• **The tasks**:
1. According to the text on packaging cost reduction, how much less plastic is used in Lipton's new ready-to-drink tea bottle?
2. Extend the text on packaging cost reduction beyond its final line.

-- start Text --

Cost reduction is your friend!
As a young designer, I used to cringe when I read a project brief that sought to “attain measurable cost reduction”. I associated this with somehow compromising the design. But now I look at this request as a great opportunity to ensure immediate success!
Looking back at the programs we have been involved with over the years, it has become clear which projects move most quickly into the market and achieve success. These observations have evolved into my “something for everybody” theory of program planning. If representatives of the key disciplines in an organization see a clear advantage to the new package as it relates to their corporate responsibilities, the product will get “pulled” into the market as opposed to being “pushed” by a single stakeholder.
If the marketing team sees an improvement that will lead to greater sales, the sales team sees it creating “news” in their category, the R&D team sees reduced component costs and the operations team sees improved line efficiencies using existing assets, we can’t help but be successful.
This is not as difficult as it may seem. The key is a collaborative effort among each of these disciplines, where the needs and incentives of each stakeholder are understood independently. Sprinkle a little creative thinking into the mix, and we have everything we need to create “something for everybody” and a sure path to greater profitability.
The hardest part of achieving these goals is reducing packaging costs and improving line efficiencies while producing something that consumers perceive as an improvement. It has been my experience that, if one starts with a solid understanding of their consumers and what is really important to them, there is almost always a way to deliver something that better meets their needs at a lower cost. The additional benefit of this strategy is that there is usually a tremendous sustainability improvement as well. Using less packaging material is one of the most dependable ways to minimize a product’s environmental footprint.
When Unilever’s Suave team sought to reduce cost and improve brand perception, a cross-discipline collaborative team was the key to success. In addition to lowering package costs and producing higher line efficiencies, the product has also seen a boost in retail sales.
Lipton’s new ready-to-drink tea bottle has been designed with 20 percent less plastic, while, at the same time, it better communicates the natural, quality product inside through softer, more organic shapes and textures. The structural brand is working closely with the graphic branding here to achieve this.
Sell it for more money!

-- end Text --
-- start Data segment --

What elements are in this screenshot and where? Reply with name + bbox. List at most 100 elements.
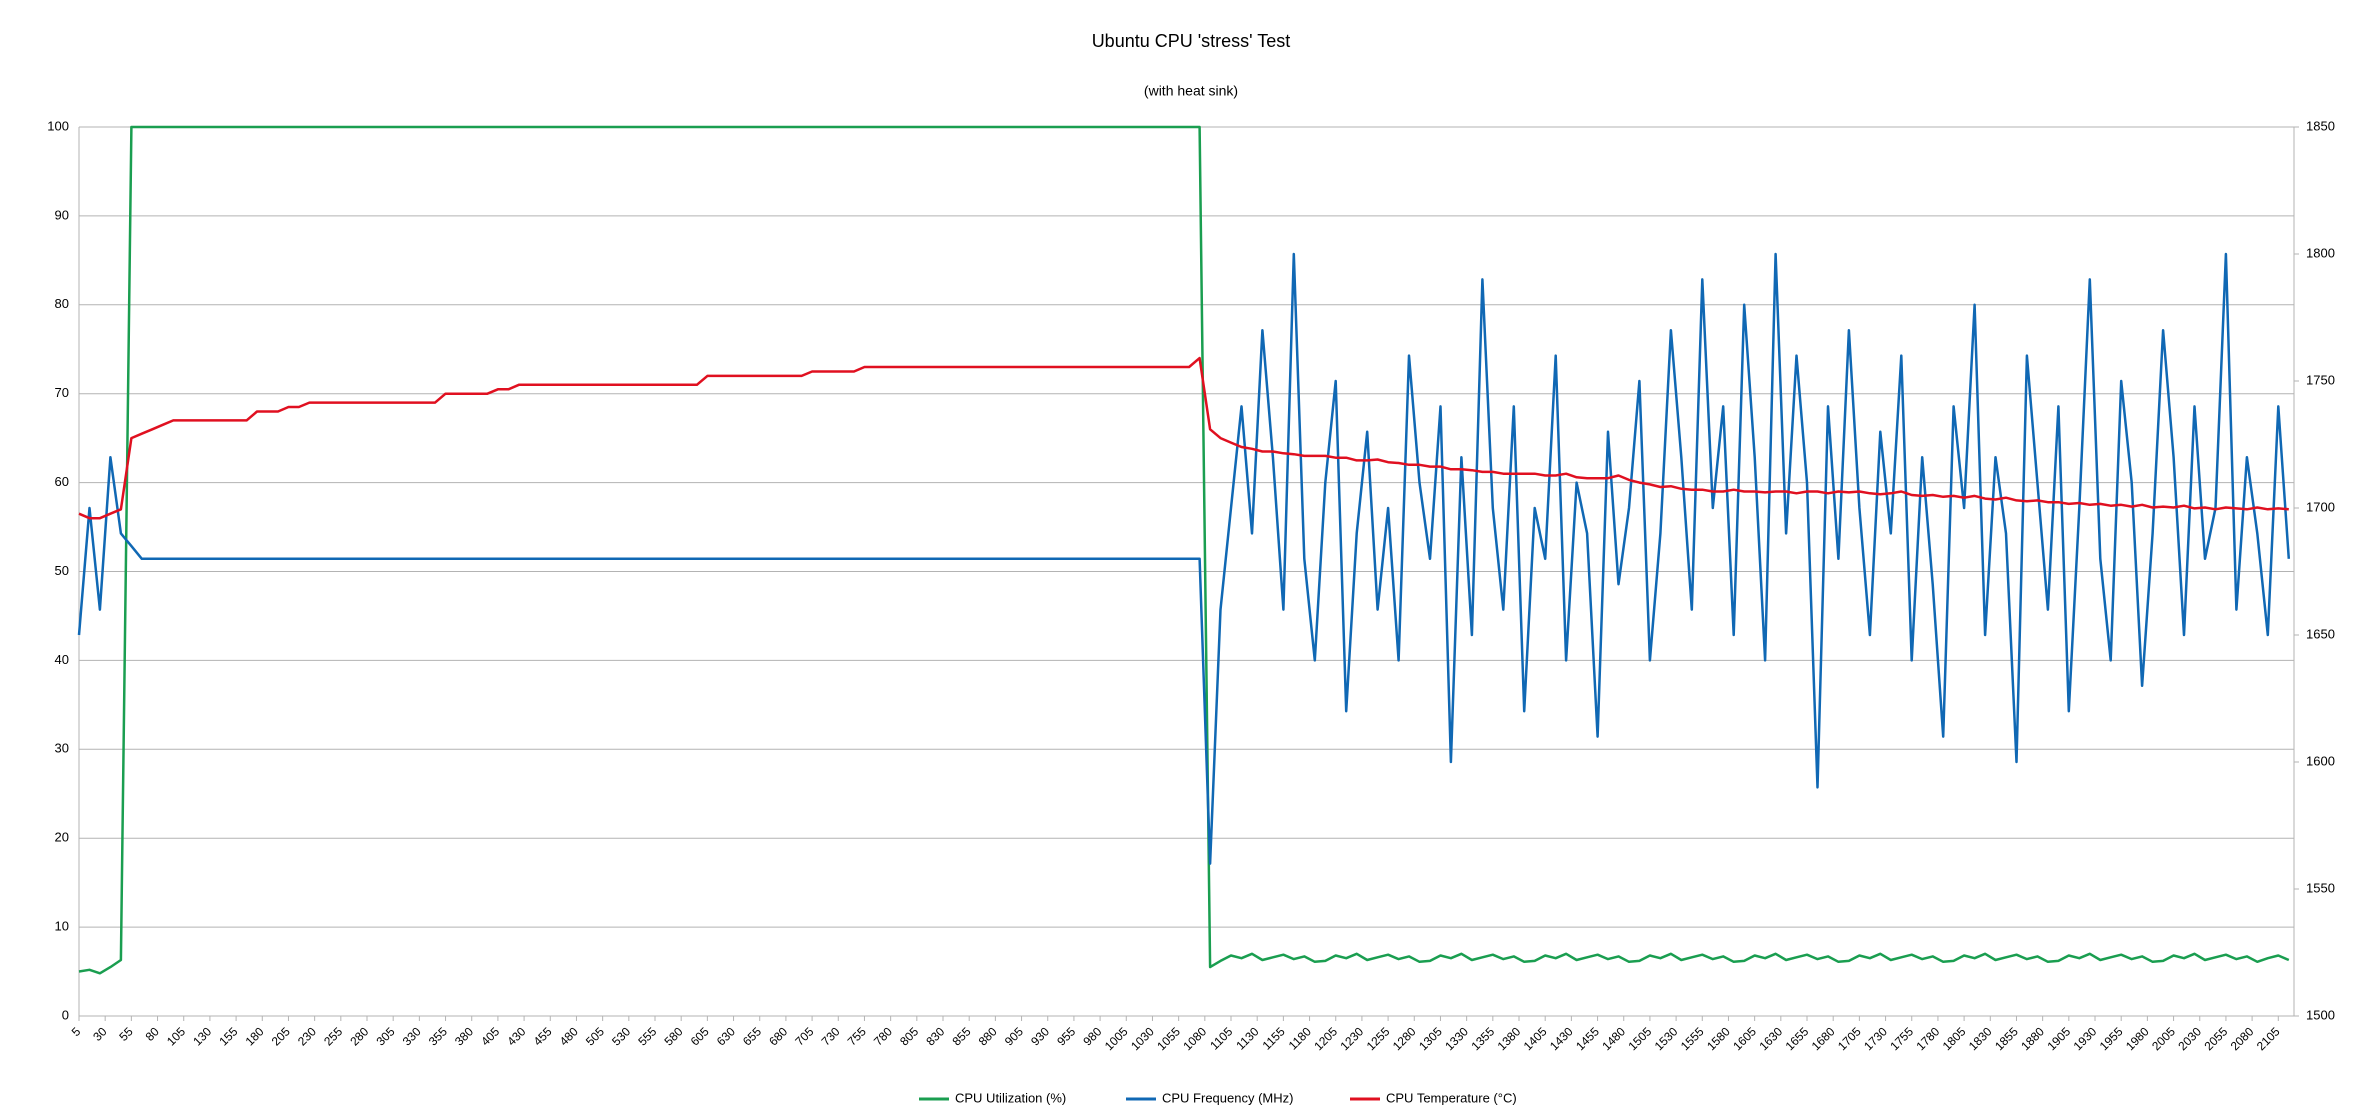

-- end Data segment --

• **Answer list**:
1. It uses 20 percent less plastic.

2.
Why didn’t we think of that before? Of course, this is not as simple as it sounds. In today’s retail environment, it’s difficult to increase the prices of products, even as the costs to produce them increase.
So how do we do it? We reinvent the product in the consumer’s eyes. If we really understand our consumer, what they need and what excites them, we can deliver a newly packaged product that they want-at almost any price.
Take orange juice packaging. As it evolves out of the paper carton into clear easy-to-pour carafe shapes for brands like Tropicana Pure and Simply Orange, the consumer tends to look less at the “price per ounce” and more at how much better the quality of the orange juice seems!
When Wrigley launched its new “5” branded stick gum package, consumers (and retailers) let the brand escape from its “99 cent plen-t-pak” into a new form that was more meaningful, easier to use and, yes, more expensive. A great collaboration of solid product development, marketing and branding resulted in a redefinition of “stick gum” into a much more consumer-relevant product.
In the two cases described above, the actual package costs increased slightly, but the improvement in value to the consumer far surpassed this, allowing for greater profits for the brands. However, this strategy is impossible without a profound understanding of your consumer. Raising the price on a product without first creating a strong perceived benefit is a surefire way to lower profitability in a hurry.
So, as you begin to put these strategies into practice, be sure to analyze your own organization’s ROI on structurally branded product launches. This information will have to be collected internally, as it is not likely to be shared across organizations and certainly not found in print!